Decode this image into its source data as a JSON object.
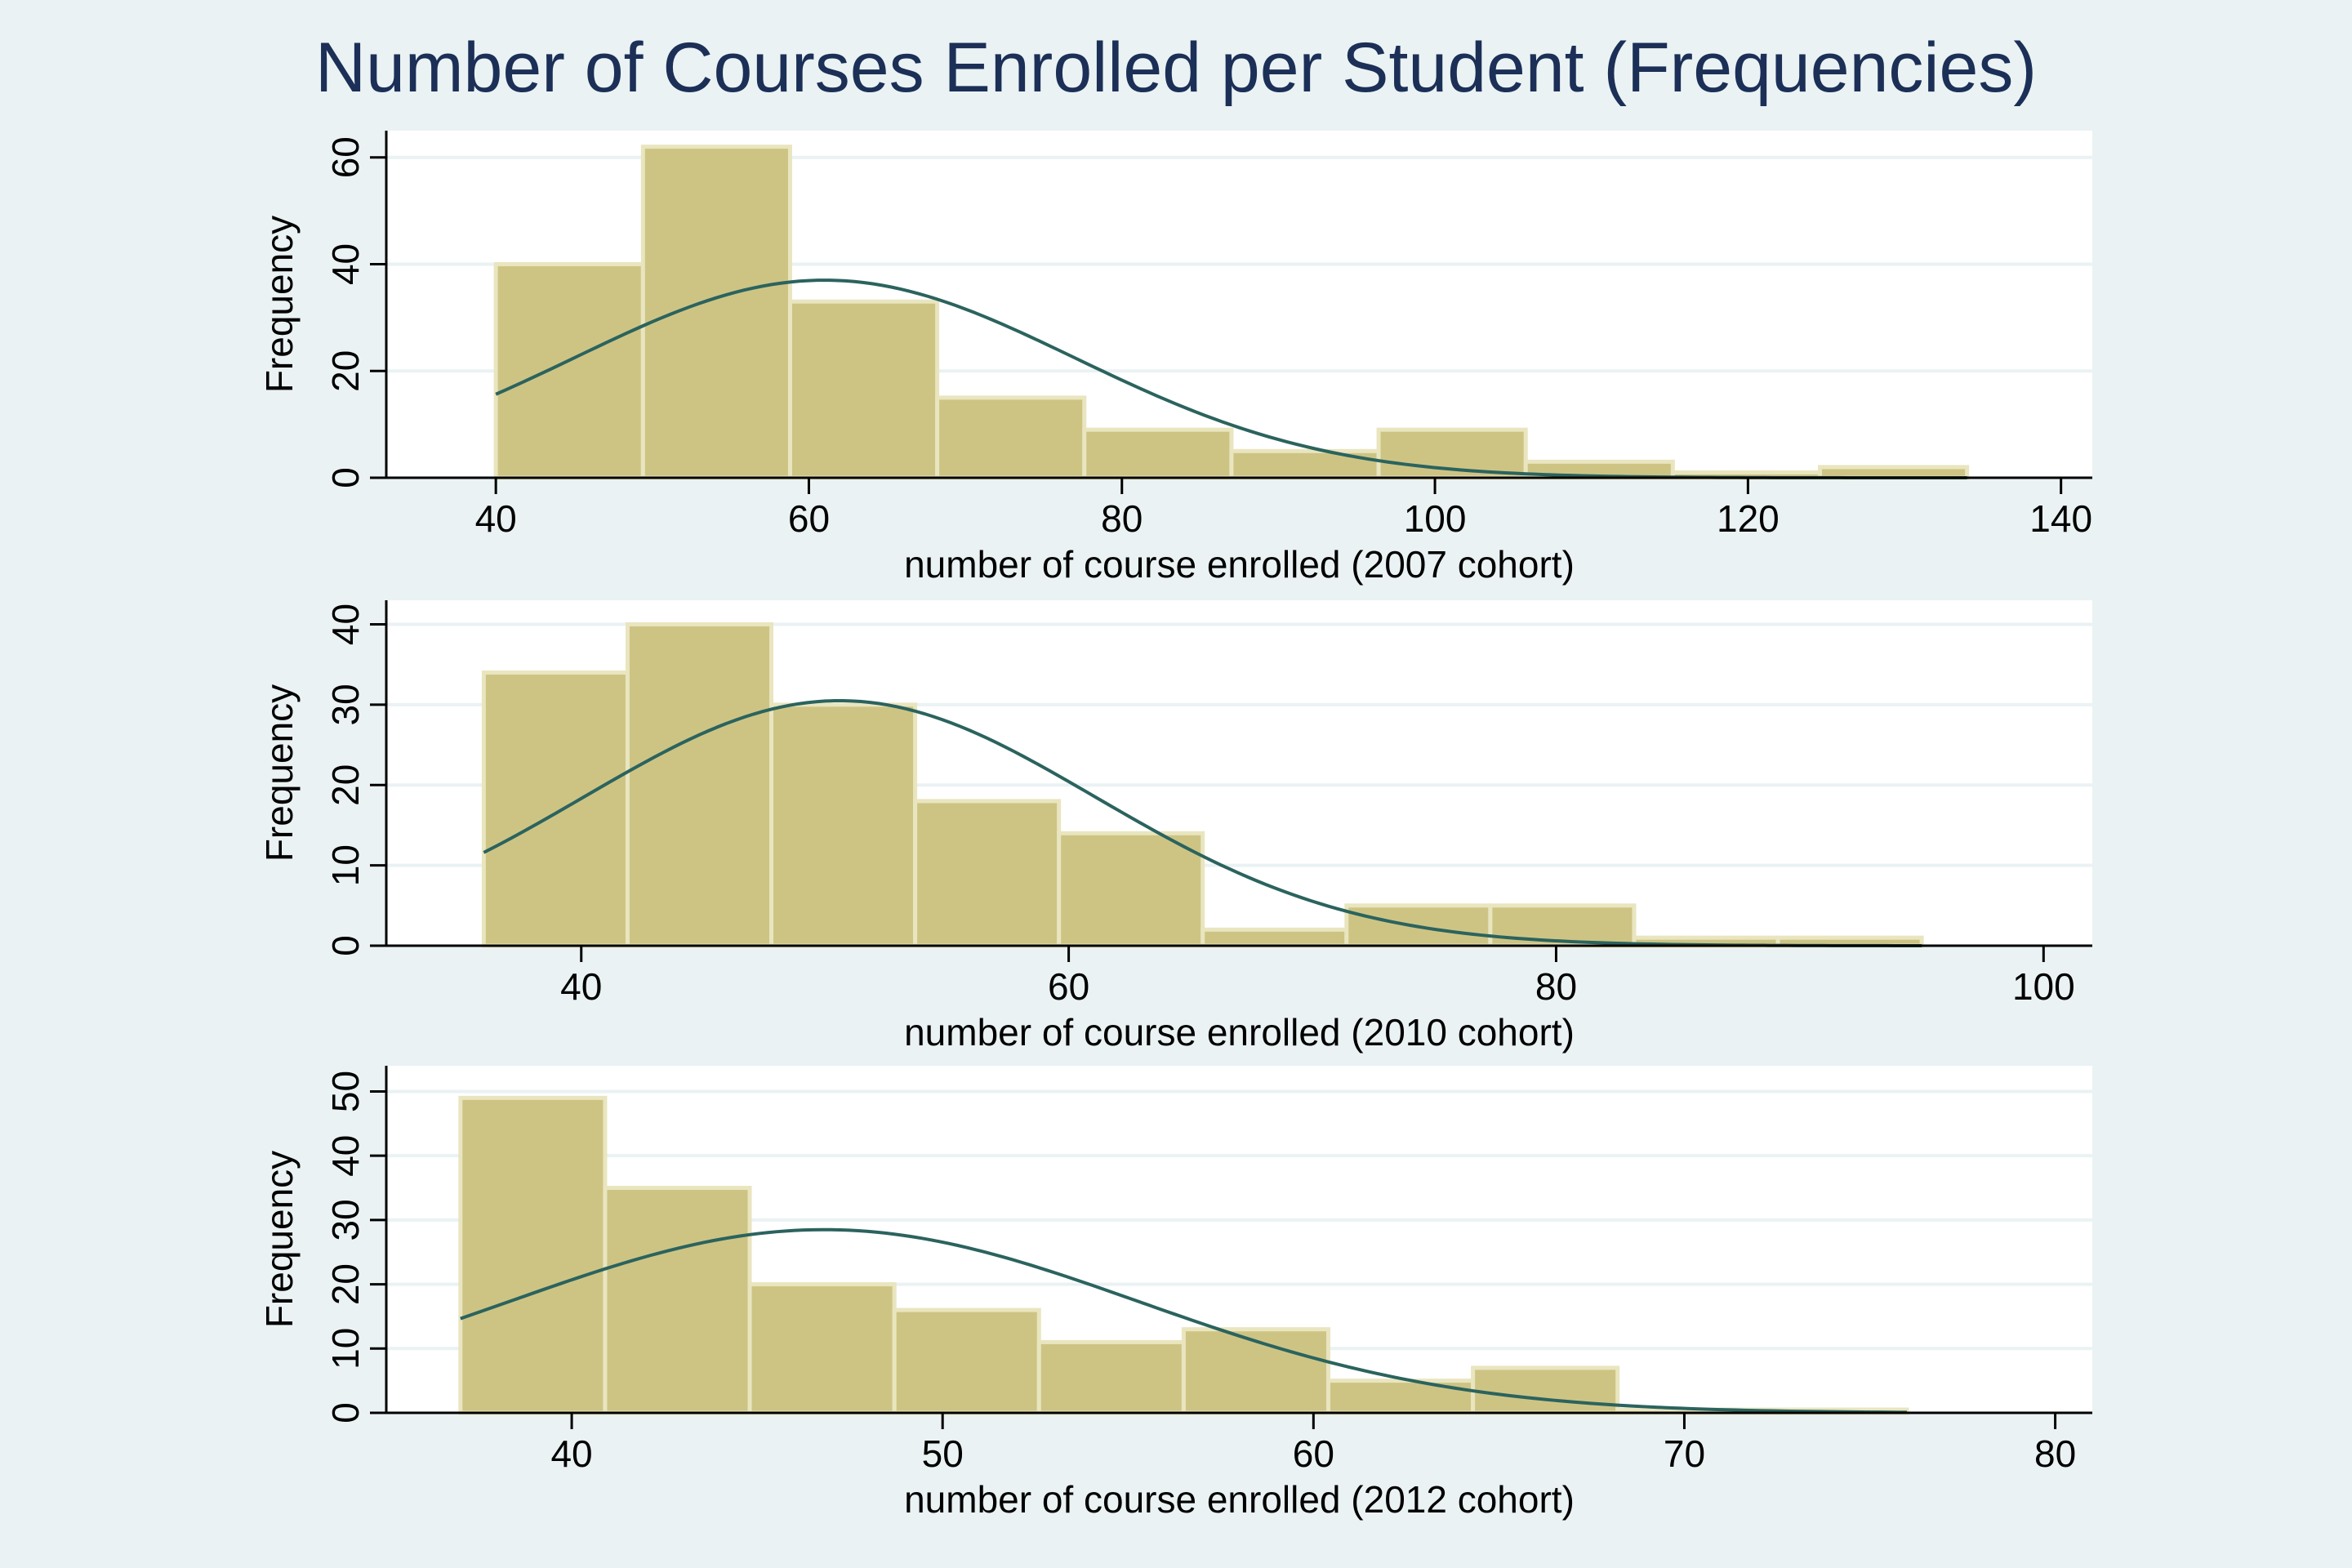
{
  "title": "Number of Courses Enrolled per Student (Frequencies)",
  "colors": {
    "page_background": "#eaf2f3",
    "plot_background": "#ffffff",
    "bar_fill": "#cdc484",
    "bar_stroke": "#e9e5bf",
    "curve": "#2b635e",
    "gridline": "#eaf2f3",
    "axis": "#000000",
    "title": "#1b2f57"
  },
  "chart_data": [
    {
      "type": "bar",
      "subtype": "histogram-with-normal-curve",
      "title": "",
      "xlabel": "number of course enrolled (2007 cohort)",
      "ylabel": "Frequency",
      "xlim": [
        33,
        142
      ],
      "ylim": [
        0,
        65
      ],
      "xticks": [
        40,
        60,
        80,
        100,
        120,
        140
      ],
      "yticks": [
        0,
        20,
        40,
        60
      ],
      "grid": true,
      "bins": [
        {
          "x0": 40,
          "x1": 49.4,
          "count": 40
        },
        {
          "x0": 49.4,
          "x1": 58.8,
          "count": 62
        },
        {
          "x0": 58.8,
          "x1": 68.2,
          "count": 33
        },
        {
          "x0": 68.2,
          "x1": 77.6,
          "count": 15
        },
        {
          "x0": 77.6,
          "x1": 87.0,
          "count": 9
        },
        {
          "x0": 87.0,
          "x1": 96.4,
          "count": 5
        },
        {
          "x0": 96.4,
          "x1": 105.8,
          "count": 9
        },
        {
          "x0": 105.8,
          "x1": 115.2,
          "count": 3
        },
        {
          "x0": 115.2,
          "x1": 124.6,
          "count": 1
        },
        {
          "x0": 124.6,
          "x1": 134.0,
          "count": 2
        }
      ],
      "normal_curve": {
        "mean": 61,
        "sd": 16,
        "peak": 37,
        "x_range": [
          40,
          134
        ]
      }
    },
    {
      "type": "bar",
      "subtype": "histogram-with-normal-curve",
      "title": "",
      "xlabel": "number of course enrolled (2010 cohort)",
      "ylabel": "Frequency",
      "xlim": [
        32,
        102
      ],
      "ylim": [
        0,
        43
      ],
      "xticks": [
        40,
        60,
        80,
        100
      ],
      "yticks": [
        0,
        10,
        20,
        30,
        40
      ],
      "grid": true,
      "bins": [
        {
          "x0": 36.0,
          "x1": 41.9,
          "count": 34
        },
        {
          "x0": 41.9,
          "x1": 47.8,
          "count": 40
        },
        {
          "x0": 47.8,
          "x1": 53.7,
          "count": 30
        },
        {
          "x0": 53.7,
          "x1": 59.6,
          "count": 18
        },
        {
          "x0": 59.6,
          "x1": 65.5,
          "count": 14
        },
        {
          "x0": 65.5,
          "x1": 71.4,
          "count": 2
        },
        {
          "x0": 71.4,
          "x1": 77.3,
          "count": 5
        },
        {
          "x0": 77.3,
          "x1": 83.2,
          "count": 5
        },
        {
          "x0": 83.2,
          "x1": 89.1,
          "count": 1
        },
        {
          "x0": 89.1,
          "x1": 95.0,
          "count": 1
        }
      ],
      "normal_curve": {
        "mean": 50.6,
        "sd": 10.5,
        "peak": 30.5,
        "x_range": [
          36,
          95
        ]
      }
    },
    {
      "type": "bar",
      "subtype": "histogram-with-normal-curve",
      "title": "",
      "xlabel": "number of course enrolled (2012 cohort)",
      "ylabel": "Frequency",
      "xlim": [
        35,
        81
      ],
      "ylim": [
        0,
        54
      ],
      "xticks": [
        40,
        50,
        60,
        70,
        80
      ],
      "yticks": [
        0,
        10,
        20,
        30,
        40,
        50
      ],
      "grid": true,
      "bins": [
        {
          "x0": 37.0,
          "x1": 40.9,
          "count": 49
        },
        {
          "x0": 40.9,
          "x1": 44.8,
          "count": 35
        },
        {
          "x0": 44.8,
          "x1": 48.7,
          "count": 20
        },
        {
          "x0": 48.7,
          "x1": 52.6,
          "count": 16
        },
        {
          "x0": 52.6,
          "x1": 56.5,
          "count": 11
        },
        {
          "x0": 56.5,
          "x1": 60.4,
          "count": 13
        },
        {
          "x0": 60.4,
          "x1": 64.3,
          "count": 5
        },
        {
          "x0": 64.3,
          "x1": 68.2,
          "count": 7
        },
        {
          "x0": 68.2,
          "x1": 72.1,
          "count": 0.5
        },
        {
          "x0": 72.1,
          "x1": 76.0,
          "count": 0.5
        }
      ],
      "normal_curve": {
        "mean": 46.8,
        "sd": 8.5,
        "peak": 28.5,
        "x_range": [
          37,
          76
        ]
      }
    }
  ]
}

▶ _Objective_: Every record gets retyped exactly; no picture goes into the copy.

▶ _The result_:
Decode this image into its source data as a JSON object.
{
  "title": "Number of Courses Enrolled per Student (Frequencies)",
  "colors": {
    "page_background": "#eaf2f3",
    "plot_background": "#ffffff",
    "bar_fill": "#cdc484",
    "bar_stroke": "#e9e5bf",
    "curve": "#2b635e",
    "gridline": "#eaf2f3",
    "axis": "#000000",
    "title": "#1b2f57"
  },
  "chart_data": [
    {
      "type": "bar",
      "subtype": "histogram-with-normal-curve",
      "title": "",
      "xlabel": "number of course enrolled (2007 cohort)",
      "ylabel": "Frequency",
      "xlim": [
        33,
        142
      ],
      "ylim": [
        0,
        65
      ],
      "xticks": [
        40,
        60,
        80,
        100,
        120,
        140
      ],
      "yticks": [
        0,
        20,
        40,
        60
      ],
      "grid": true,
      "bins": [
        {
          "x0": 40,
          "x1": 49.4,
          "count": 40
        },
        {
          "x0": 49.4,
          "x1": 58.8,
          "count": 62
        },
        {
          "x0": 58.8,
          "x1": 68.2,
          "count": 33
        },
        {
          "x0": 68.2,
          "x1": 77.6,
          "count": 15
        },
        {
          "x0": 77.6,
          "x1": 87.0,
          "count": 9
        },
        {
          "x0": 87.0,
          "x1": 96.4,
          "count": 5
        },
        {
          "x0": 96.4,
          "x1": 105.8,
          "count": 9
        },
        {
          "x0": 105.8,
          "x1": 115.2,
          "count": 3
        },
        {
          "x0": 115.2,
          "x1": 124.6,
          "count": 1
        },
        {
          "x0": 124.6,
          "x1": 134.0,
          "count": 2
        }
      ],
      "normal_curve": {
        "mean": 61,
        "sd": 16,
        "peak": 37,
        "x_range": [
          40,
          134
        ]
      }
    },
    {
      "type": "bar",
      "subtype": "histogram-with-normal-curve",
      "title": "",
      "xlabel": "number of course enrolled (2010 cohort)",
      "ylabel": "Frequency",
      "xlim": [
        32,
        102
      ],
      "ylim": [
        0,
        43
      ],
      "xticks": [
        40,
        60,
        80,
        100
      ],
      "yticks": [
        0,
        10,
        20,
        30,
        40
      ],
      "grid": true,
      "bins": [
        {
          "x0": 36.0,
          "x1": 41.9,
          "count": 34
        },
        {
          "x0": 41.9,
          "x1": 47.8,
          "count": 40
        },
        {
          "x0": 47.8,
          "x1": 53.7,
          "count": 30
        },
        {
          "x0": 53.7,
          "x1": 59.6,
          "count": 18
        },
        {
          "x0": 59.6,
          "x1": 65.5,
          "count": 14
        },
        {
          "x0": 65.5,
          "x1": 71.4,
          "count": 2
        },
        {
          "x0": 71.4,
          "x1": 77.3,
          "count": 5
        },
        {
          "x0": 77.3,
          "x1": 83.2,
          "count": 5
        },
        {
          "x0": 83.2,
          "x1": 89.1,
          "count": 1
        },
        {
          "x0": 89.1,
          "x1": 95.0,
          "count": 1
        }
      ],
      "normal_curve": {
        "mean": 50.6,
        "sd": 10.5,
        "peak": 30.5,
        "x_range": [
          36,
          95
        ]
      }
    },
    {
      "type": "bar",
      "subtype": "histogram-with-normal-curve",
      "title": "",
      "xlabel": "number of course enrolled (2012 cohort)",
      "ylabel": "Frequency",
      "xlim": [
        35,
        81
      ],
      "ylim": [
        0,
        54
      ],
      "xticks": [
        40,
        50,
        60,
        70,
        80
      ],
      "yticks": [
        0,
        10,
        20,
        30,
        40,
        50
      ],
      "grid": true,
      "bins": [
        {
          "x0": 37.0,
          "x1": 40.9,
          "count": 49
        },
        {
          "x0": 40.9,
          "x1": 44.8,
          "count": 35
        },
        {
          "x0": 44.8,
          "x1": 48.7,
          "count": 20
        },
        {
          "x0": 48.7,
          "x1": 52.6,
          "count": 16
        },
        {
          "x0": 52.6,
          "x1": 56.5,
          "count": 11
        },
        {
          "x0": 56.5,
          "x1": 60.4,
          "count": 13
        },
        {
          "x0": 60.4,
          "x1": 64.3,
          "count": 5
        },
        {
          "x0": 64.3,
          "x1": 68.2,
          "count": 7
        },
        {
          "x0": 68.2,
          "x1": 72.1,
          "count": 0.5
        },
        {
          "x0": 72.1,
          "x1": 76.0,
          "count": 0.5
        }
      ],
      "normal_curve": {
        "mean": 46.8,
        "sd": 8.5,
        "peak": 28.5,
        "x_range": [
          37,
          76
        ]
      }
    }
  ]
}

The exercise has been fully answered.